▶ _EXERCISE REQUIREMENTS_
1. From the mailing-list message on PostgreSQL array aggregates below, extract the stretch from "array_buffer_init();" through "acces with array_buffer_get()." word for word.
2. Write what comes next in the mailing-list message on PostgreSQL array aggregates, picking up after its final line.

▶ _EXTRACT PROVIDED_
Thanks for your comment.

I see two possible solution directions:


1. Is it possible to create C-function, which could accept something like
ROWSET(ARRAY[]) in its input parameters?
E.g. to call it as

SELECT array_rowset_glue((SELECT arrayfield FROM arraytable));

or something like this?


2. Is it possible to implement in C something like this?

array_buffer_init();
SELECT array_buffer_push(arrayfield) FROM arraytable;
ids := array_buffer_get();
array_buffer_free();

where array_buffer_push() is an aggregate function which returns void, but,
as its side-effect, appends arrayfield to the global array buffer for later
acces with array_buffer_get().


On 10/10/07, Filip Rembiałkowski <[EMAIL PROTECTED]> wrote:
>
> 2007/10/10, Dmitry Koterov <[EMAIL PROTECTED]>:
> > Hello.
> >
> > I created an aggregate:
> >
> > CREATE AGGREGATE intarray_aggregate_push (_int4)
> > (
> >   STYPE = _int4,
> >   SFUNC = intarray_push_array,
> >   INITCOND = '{}'
> > );
> >
> > (or - I may use _int_union instead of intarray_push_array, its speed is
> > practically the same in my case).
> > This aggregate merges together a list of integer[] arrays resulting one
> big
> > array with all elements.
> >
> > Then I want to use this aggregate:
> >
> > SELECT intarray_aggregate_push(arrayfield)

▶ _STORED ROWS_
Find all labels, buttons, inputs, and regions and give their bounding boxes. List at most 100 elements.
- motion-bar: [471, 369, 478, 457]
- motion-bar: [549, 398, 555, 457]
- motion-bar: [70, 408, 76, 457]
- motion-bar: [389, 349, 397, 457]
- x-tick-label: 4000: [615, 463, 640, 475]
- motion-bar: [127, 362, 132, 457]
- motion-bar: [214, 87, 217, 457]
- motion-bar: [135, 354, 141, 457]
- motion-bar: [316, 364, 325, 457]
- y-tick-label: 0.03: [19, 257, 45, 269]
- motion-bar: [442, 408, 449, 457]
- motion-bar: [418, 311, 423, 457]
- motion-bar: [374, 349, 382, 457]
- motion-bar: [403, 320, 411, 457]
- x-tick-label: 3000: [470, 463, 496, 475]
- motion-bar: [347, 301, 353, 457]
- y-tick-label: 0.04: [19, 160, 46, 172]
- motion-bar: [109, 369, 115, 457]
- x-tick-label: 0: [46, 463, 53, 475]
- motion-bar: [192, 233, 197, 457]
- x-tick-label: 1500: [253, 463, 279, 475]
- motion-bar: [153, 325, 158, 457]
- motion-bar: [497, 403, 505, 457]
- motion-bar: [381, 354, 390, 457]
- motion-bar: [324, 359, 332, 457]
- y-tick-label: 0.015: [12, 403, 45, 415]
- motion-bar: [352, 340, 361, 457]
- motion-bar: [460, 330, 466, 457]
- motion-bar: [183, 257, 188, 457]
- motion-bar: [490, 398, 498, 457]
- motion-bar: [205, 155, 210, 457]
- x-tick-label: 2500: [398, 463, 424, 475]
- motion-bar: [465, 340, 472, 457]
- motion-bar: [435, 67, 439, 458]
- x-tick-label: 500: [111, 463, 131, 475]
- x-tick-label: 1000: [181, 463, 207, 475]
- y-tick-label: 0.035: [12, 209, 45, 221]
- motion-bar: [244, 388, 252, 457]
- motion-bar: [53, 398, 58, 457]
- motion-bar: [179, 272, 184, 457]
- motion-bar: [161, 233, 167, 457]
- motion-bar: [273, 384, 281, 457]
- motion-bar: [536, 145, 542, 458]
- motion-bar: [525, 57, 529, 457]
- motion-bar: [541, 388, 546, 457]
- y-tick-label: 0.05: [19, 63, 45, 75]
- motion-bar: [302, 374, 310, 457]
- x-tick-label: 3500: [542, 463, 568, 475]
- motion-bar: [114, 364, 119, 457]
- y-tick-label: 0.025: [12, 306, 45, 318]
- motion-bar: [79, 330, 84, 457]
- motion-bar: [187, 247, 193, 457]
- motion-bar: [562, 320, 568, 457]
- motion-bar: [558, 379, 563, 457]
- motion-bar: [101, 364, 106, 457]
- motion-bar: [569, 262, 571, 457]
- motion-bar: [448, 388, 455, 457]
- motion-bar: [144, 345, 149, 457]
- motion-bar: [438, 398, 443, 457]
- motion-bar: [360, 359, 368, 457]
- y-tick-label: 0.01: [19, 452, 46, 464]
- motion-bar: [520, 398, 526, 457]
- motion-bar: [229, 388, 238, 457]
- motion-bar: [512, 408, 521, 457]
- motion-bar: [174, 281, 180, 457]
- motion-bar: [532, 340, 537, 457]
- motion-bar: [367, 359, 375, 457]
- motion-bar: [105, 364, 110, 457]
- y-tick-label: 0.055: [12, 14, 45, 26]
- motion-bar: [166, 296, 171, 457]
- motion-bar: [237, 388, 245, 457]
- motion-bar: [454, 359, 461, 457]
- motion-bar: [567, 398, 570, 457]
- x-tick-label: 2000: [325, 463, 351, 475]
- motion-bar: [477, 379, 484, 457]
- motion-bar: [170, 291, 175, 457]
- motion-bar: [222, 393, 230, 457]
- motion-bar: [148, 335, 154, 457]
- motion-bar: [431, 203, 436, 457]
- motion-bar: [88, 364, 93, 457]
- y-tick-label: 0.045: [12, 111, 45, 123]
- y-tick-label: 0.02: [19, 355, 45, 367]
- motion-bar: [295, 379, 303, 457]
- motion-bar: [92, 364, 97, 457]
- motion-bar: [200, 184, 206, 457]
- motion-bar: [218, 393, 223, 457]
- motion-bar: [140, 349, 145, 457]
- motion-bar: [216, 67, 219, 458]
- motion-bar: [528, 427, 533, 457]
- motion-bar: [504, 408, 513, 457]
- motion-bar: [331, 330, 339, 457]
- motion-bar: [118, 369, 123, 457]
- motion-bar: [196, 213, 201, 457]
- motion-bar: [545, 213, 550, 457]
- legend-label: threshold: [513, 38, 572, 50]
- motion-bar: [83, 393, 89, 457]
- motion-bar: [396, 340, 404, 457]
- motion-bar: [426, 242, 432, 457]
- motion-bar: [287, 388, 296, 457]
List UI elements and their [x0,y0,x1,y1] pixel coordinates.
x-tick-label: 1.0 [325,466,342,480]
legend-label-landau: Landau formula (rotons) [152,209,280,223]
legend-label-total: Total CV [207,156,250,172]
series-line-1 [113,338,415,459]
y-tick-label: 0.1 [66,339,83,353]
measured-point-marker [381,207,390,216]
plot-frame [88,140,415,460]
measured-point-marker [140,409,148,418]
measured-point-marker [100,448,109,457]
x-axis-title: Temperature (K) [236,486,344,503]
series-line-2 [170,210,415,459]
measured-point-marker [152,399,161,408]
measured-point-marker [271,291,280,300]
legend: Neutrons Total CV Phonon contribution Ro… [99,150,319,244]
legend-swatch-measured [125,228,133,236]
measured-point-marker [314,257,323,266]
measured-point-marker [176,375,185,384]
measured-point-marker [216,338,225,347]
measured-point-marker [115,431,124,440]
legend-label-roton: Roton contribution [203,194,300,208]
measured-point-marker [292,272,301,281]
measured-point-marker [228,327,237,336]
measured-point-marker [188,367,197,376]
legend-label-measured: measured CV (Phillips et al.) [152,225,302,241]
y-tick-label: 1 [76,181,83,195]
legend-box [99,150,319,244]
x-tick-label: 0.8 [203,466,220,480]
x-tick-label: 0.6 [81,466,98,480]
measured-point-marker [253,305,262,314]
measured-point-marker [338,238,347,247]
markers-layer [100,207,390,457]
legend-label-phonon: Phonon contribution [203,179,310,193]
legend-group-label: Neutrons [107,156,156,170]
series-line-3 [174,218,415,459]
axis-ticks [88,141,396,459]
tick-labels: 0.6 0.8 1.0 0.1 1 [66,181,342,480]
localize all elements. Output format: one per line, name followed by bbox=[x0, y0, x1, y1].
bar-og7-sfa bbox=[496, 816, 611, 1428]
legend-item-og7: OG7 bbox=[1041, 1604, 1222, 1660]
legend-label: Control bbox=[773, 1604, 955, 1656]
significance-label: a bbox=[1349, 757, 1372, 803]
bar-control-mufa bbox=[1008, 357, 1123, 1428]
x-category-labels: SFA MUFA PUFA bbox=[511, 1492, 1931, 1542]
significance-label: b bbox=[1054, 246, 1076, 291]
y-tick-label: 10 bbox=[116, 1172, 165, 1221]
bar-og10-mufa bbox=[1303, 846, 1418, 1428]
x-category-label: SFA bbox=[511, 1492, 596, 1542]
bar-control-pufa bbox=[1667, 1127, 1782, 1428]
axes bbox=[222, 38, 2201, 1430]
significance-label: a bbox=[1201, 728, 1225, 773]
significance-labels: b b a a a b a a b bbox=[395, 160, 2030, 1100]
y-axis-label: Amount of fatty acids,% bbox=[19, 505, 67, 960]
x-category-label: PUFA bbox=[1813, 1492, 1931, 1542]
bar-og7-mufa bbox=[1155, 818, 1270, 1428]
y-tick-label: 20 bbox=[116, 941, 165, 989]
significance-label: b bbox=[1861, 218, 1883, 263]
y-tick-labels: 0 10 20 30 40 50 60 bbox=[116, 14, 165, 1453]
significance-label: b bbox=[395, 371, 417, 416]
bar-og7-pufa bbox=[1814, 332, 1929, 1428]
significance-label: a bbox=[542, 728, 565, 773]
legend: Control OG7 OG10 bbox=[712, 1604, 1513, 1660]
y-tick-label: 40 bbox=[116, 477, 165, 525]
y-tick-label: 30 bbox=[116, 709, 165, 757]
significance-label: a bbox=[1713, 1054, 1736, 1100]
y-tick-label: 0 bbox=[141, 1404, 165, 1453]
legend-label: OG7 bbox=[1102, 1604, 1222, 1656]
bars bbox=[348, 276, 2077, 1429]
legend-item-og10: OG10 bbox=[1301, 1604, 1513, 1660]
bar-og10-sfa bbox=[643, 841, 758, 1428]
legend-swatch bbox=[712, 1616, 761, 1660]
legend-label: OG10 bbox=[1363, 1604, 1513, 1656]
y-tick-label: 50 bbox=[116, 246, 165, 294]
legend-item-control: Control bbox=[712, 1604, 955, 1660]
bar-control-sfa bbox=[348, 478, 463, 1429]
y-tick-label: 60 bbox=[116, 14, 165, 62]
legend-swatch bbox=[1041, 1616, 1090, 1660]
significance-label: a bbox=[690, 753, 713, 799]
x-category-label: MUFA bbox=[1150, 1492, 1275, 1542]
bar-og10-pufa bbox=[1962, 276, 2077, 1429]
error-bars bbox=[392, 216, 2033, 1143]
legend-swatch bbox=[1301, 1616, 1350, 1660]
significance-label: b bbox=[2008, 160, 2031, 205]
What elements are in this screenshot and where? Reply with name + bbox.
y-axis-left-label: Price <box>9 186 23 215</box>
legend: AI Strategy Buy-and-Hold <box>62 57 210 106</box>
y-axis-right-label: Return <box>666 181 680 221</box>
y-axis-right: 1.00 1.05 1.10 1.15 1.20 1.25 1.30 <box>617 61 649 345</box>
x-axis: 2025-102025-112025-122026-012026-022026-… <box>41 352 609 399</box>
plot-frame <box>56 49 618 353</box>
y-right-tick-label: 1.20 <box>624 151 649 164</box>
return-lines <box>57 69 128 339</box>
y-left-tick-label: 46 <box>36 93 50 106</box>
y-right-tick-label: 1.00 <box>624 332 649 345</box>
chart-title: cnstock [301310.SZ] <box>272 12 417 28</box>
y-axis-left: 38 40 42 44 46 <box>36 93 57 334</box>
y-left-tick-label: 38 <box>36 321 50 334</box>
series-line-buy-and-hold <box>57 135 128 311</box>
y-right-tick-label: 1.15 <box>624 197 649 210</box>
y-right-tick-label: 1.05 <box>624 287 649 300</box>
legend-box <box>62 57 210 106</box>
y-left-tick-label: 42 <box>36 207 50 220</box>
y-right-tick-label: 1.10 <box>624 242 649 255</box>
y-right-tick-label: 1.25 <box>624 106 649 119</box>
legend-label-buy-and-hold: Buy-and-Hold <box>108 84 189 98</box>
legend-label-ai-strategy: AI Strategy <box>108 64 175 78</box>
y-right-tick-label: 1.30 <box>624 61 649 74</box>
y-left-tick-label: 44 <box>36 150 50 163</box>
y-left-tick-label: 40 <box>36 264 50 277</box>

▶ _PER-TASK OUTPUTS_
1.
array_buffer_init();
SELECT array_buffer_push(arrayfield) FROM arraytable;
ids := array_buffer_get();
array_buffer_free();

where array_buffer_push() is an aggregate function which returns void, but,
as its side-effect, appends arrayfield to the global array buffer for later
acces with array_buffer_get().

2.
> > FROM arraytable
> >
> >  The table arraytable contains a lot of rows (about 5000), each row has
> > array with length of 5-10 elements, so - the resulting array should
> contain
> > about 50000 elements.
> >
> > The query is okay, but its speed is too bad: about 1 second.
> >
> > The main problem is the speed of intarray_aggregate_push function - it
> is
> > quite slow, because intarray_push_array reallocates the memory each time
> I
> > merge two arrays. I am pretty sure that the reallocaton and copying is
> the
> > bottleneck, because if I use another dummy aggreate:
> >
> > CREATE AGGREGATE intarray_aggregate_dummy (_int4)
> > (
> >   STYPE = _int4,
> >   SFUNC = dummy,
> >   INITCOND = '{}'
> > );
> >
> > CREATE OR REPLACE FUNCTION "public"."dummy" (a integer [], b integer [])
> > RETURNS integer [] AS
> > $body$ BEGIN RETURN a; END; $body$
> > LANGUAGE 'plpgsql' VOLATILE CALLED ON NULL INPUT SECURITY INVOKER;
> >
> > where dummy() is the function which returns its first argument without
> any
> > modification, the speed grows dramatically - about 25 ms (instead of
> 1000
> > ms!).
> >
> > The question is: how could I optimize this, and is it possible at all in
> > Postgres? I just want to get one large array glued from a lot of smaller
> > arrays...
>
>
> 1. no wonder copying is the bottleneck - this is what the aggregate
> does, mostly.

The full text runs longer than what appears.